* START *
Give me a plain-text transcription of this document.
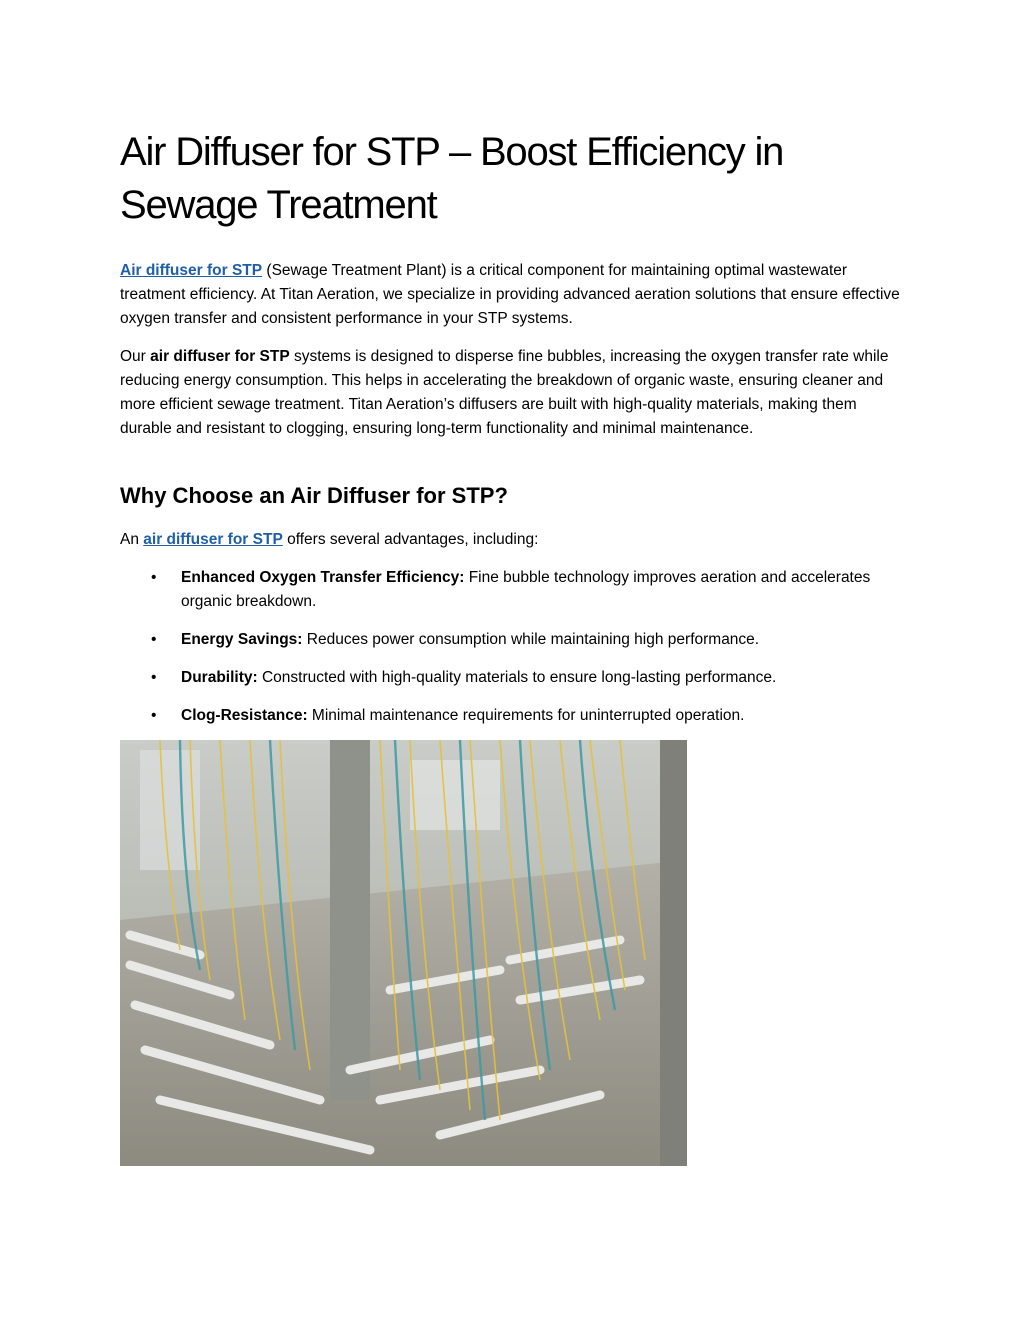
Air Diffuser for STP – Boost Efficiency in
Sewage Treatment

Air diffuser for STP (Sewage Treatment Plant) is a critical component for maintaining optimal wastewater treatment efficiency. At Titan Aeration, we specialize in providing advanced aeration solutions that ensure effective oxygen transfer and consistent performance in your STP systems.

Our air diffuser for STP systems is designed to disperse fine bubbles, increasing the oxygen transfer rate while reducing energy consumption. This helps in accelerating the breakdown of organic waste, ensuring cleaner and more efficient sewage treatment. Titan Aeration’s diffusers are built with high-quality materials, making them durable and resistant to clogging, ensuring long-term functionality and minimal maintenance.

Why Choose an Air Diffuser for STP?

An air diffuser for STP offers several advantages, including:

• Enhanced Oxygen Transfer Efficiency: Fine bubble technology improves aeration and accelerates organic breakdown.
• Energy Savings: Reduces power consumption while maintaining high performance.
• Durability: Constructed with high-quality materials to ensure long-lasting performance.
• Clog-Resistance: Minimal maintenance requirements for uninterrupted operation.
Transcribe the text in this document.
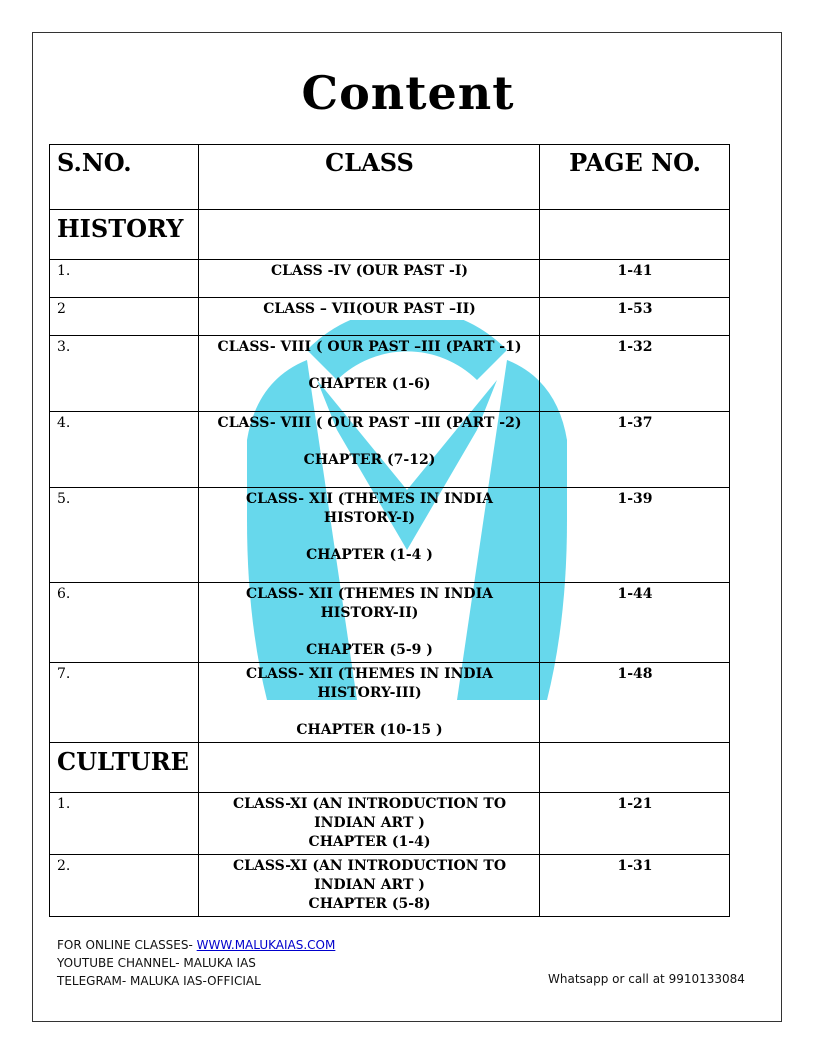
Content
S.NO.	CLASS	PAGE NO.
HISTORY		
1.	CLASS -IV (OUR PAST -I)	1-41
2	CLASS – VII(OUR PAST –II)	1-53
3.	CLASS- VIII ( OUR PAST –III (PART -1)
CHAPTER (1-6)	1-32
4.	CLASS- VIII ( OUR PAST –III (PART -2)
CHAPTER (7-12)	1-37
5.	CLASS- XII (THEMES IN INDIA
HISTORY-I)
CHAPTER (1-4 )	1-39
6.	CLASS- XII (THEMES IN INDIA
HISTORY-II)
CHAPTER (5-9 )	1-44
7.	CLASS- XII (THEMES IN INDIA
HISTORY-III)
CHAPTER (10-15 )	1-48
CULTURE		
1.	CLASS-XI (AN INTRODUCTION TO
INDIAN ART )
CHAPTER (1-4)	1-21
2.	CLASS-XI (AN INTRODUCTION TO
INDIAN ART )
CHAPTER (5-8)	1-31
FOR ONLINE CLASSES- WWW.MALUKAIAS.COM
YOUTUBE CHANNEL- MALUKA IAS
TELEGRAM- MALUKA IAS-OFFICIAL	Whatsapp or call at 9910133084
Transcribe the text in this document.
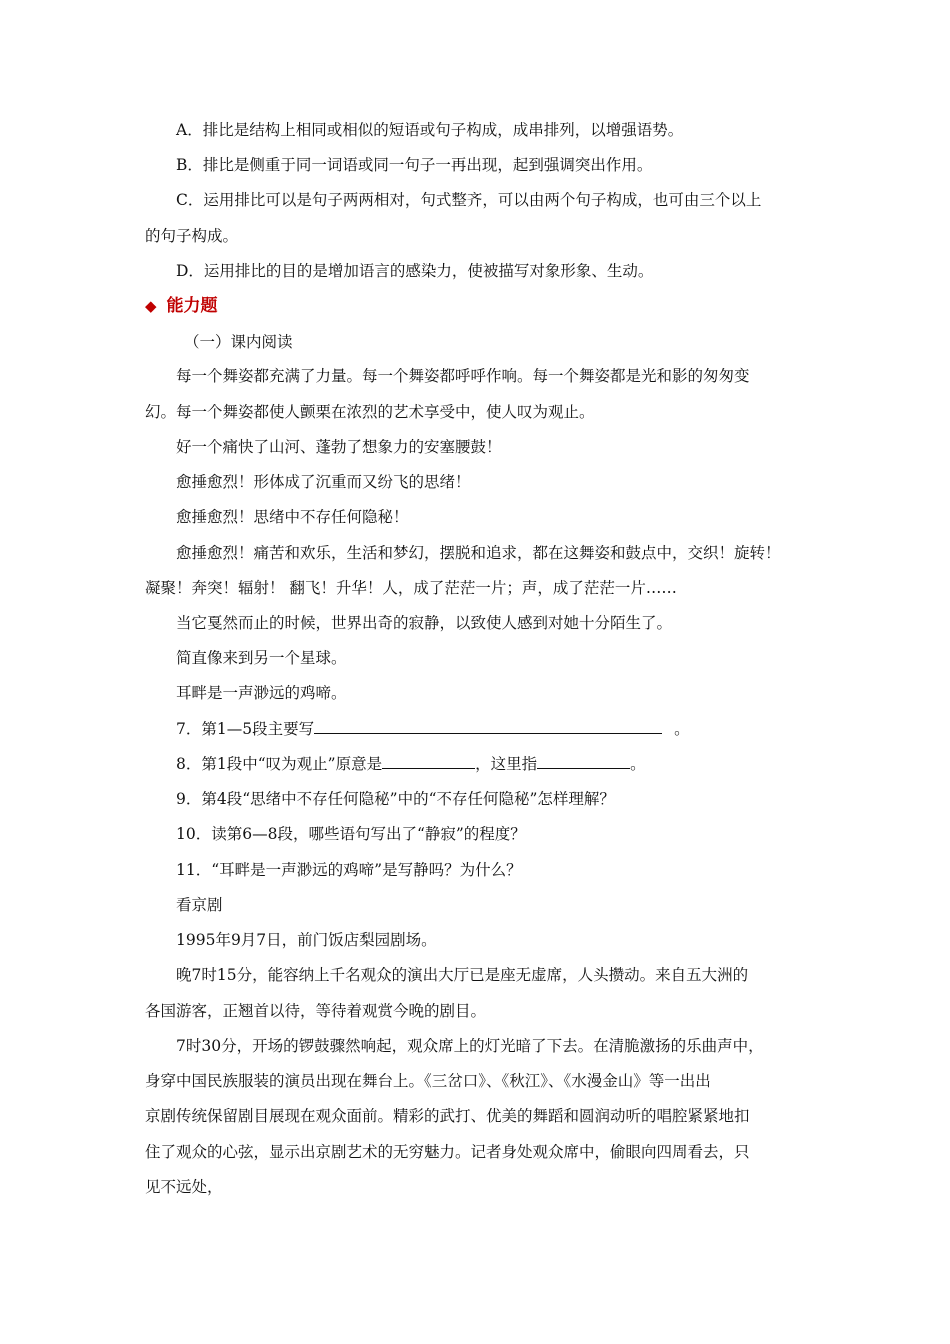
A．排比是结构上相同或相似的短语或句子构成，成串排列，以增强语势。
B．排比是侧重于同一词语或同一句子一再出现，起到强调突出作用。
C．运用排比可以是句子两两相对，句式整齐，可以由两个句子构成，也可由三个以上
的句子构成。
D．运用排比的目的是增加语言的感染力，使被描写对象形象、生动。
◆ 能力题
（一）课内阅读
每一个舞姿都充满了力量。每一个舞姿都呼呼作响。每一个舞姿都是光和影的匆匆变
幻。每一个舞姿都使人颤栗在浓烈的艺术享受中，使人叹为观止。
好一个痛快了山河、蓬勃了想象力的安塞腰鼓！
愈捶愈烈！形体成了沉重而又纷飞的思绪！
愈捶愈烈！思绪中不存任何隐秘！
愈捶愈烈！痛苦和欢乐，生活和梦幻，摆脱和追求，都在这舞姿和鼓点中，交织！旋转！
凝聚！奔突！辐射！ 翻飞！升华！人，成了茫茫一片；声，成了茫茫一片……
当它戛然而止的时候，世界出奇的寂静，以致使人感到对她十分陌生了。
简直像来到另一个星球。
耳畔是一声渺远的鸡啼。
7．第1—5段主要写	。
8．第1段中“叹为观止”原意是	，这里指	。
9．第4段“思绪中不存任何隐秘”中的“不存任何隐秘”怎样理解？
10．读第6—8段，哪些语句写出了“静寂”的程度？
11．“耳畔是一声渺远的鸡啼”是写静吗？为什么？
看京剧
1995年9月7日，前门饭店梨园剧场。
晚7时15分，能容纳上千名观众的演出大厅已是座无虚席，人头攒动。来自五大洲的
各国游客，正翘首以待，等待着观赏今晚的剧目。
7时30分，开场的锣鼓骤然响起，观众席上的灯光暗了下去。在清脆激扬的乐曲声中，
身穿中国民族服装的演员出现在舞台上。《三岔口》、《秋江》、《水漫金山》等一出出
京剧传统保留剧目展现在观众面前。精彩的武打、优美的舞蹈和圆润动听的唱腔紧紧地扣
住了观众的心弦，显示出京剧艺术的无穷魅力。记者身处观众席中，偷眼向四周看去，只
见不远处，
* END *
- Request
Give back each entry exactly as it appears, with no pictures.

- Solution to this problem
Give me a plain-text transcription of this document.
Air Diffuser for STP – Boost Efficiency in
Sewage Treatment

Air diffuser for STP (Sewage Treatment Plant) is a critical component for maintaining optimal wastewater treatment efficiency. At Titan Aeration, we specialize in providing advanced aeration solutions that ensure effective oxygen transfer and consistent performance in your STP systems.

Our air diffuser for STP systems is designed to disperse fine bubbles, increasing the oxygen transfer rate while reducing energy consumption. This helps in accelerating the breakdown of organic waste, ensuring cleaner and more efficient sewage treatment. Titan Aeration’s diffusers are built with high-quality materials, making them durable and resistant to clogging, ensuring long-term functionality and minimal maintenance.

Why Choose an Air Diffuser for STP?

An air diffuser for STP offers several advantages, including:

• Enhanced Oxygen Transfer Efficiency: Fine bubble technology improves aeration and accelerates organic breakdown.
• Energy Savings: Reduces power consumption while maintaining high performance.
• Durability: Constructed with high-quality materials to ensure long-lasting performance.
• Clog-Resistance: Minimal maintenance requirements for uninterrupted operation.
Transcribe the text in this document.
Content
S.NO.	CLASS	PAGE NO.
HISTORY		
1.	CLASS -IV (OUR PAST -I)	1-41
2	CLASS – VII(OUR PAST –II)	1-53
3.	CLASS- VIII ( OUR PAST –III (PART -1)
CHAPTER (1-6)	1-32
4.	CLASS- VIII ( OUR PAST –III (PART -2)
CHAPTER (7-12)	1-37
5.	CLASS- XII (THEMES IN INDIA
HISTORY-I)
CHAPTER (1-4 )	1-39
6.	CLASS- XII (THEMES IN INDIA
HISTORY-II)
CHAPTER (5-9 )	1-44
7.	CLASS- XII (THEMES IN INDIA
HISTORY-III)
CHAPTER (10-15 )	1-48
CULTURE		
1.	CLASS-XI (AN INTRODUCTION TO
INDIAN ART )
CHAPTER (1-4)	1-21
2.	CLASS-XI (AN INTRODUCTION TO
INDIAN ART )
CHAPTER (5-8)	1-31
FOR ONLINE CLASSES- WWW.MALUKAIAS.COM
YOUTUBE CHANNEL- MALUKA IAS
TELEGRAM- MALUKA IAS-OFFICIAL	Whatsapp or call at 9910133084
Transcribe the text in this document.
A．排比是结构上相同或相似的短语或句子构成，成串排列，以增强语势。
B．排比是侧重于同一词语或同一句子一再出现，起到强调突出作用。
C．运用排比可以是句子两两相对，句式整齐，可以由两个句子构成，也可由三个以上
的句子构成。
D．运用排比的目的是增加语言的感染力，使被描写对象形象、生动。
◆ 能力题
（一）课内阅读
每一个舞姿都充满了力量。每一个舞姿都呼呼作响。每一个舞姿都是光和影的匆匆变
幻。每一个舞姿都使人颤栗在浓烈的艺术享受中，使人叹为观止。
好一个痛快了山河、蓬勃了想象力的安塞腰鼓！
愈捶愈烈！形体成了沉重而又纷飞的思绪！
愈捶愈烈！思绪中不存任何隐秘！
愈捶愈烈！痛苦和欢乐，生活和梦幻，摆脱和追求，都在这舞姿和鼓点中，交织！旋转！
凝聚！奔突！辐射！ 翻飞！升华！人，成了茫茫一片；声，成了茫茫一片……
当它戛然而止的时候，世界出奇的寂静，以致使人感到对她十分陌生了。
简直像来到另一个星球。
耳畔是一声渺远的鸡啼。
7．第1—5段主要写	。
8．第1段中“叹为观止”原意是	，这里指	。
9．第4段“思绪中不存任何隐秘”中的“不存任何隐秘”怎样理解？
10．读第6—8段，哪些语句写出了“静寂”的程度？
11．“耳畔是一声渺远的鸡啼”是写静吗？为什么？
看京剧
1995年9月7日，前门饭店梨园剧场。
晚7时15分，能容纳上千名观众的演出大厅已是座无虚席，人头攒动。来自五大洲的
各国游客，正翘首以待，等待着观赏今晚的剧目。
7时30分，开场的锣鼓骤然响起，观众席上的灯光暗了下去。在清脆激扬的乐曲声中，
身穿中国民族服装的演员出现在舞台上。《三岔口》、《秋江》、《水漫金山》等一出出
京剧传统保留剧目展现在观众面前。精彩的武打、优美的舞蹈和圆润动听的唱腔紧紧地扣
住了观众的心弦，显示出京剧艺术的无穷魅力。记者身处观众席中，偷眼向四周看去，只
见不远处，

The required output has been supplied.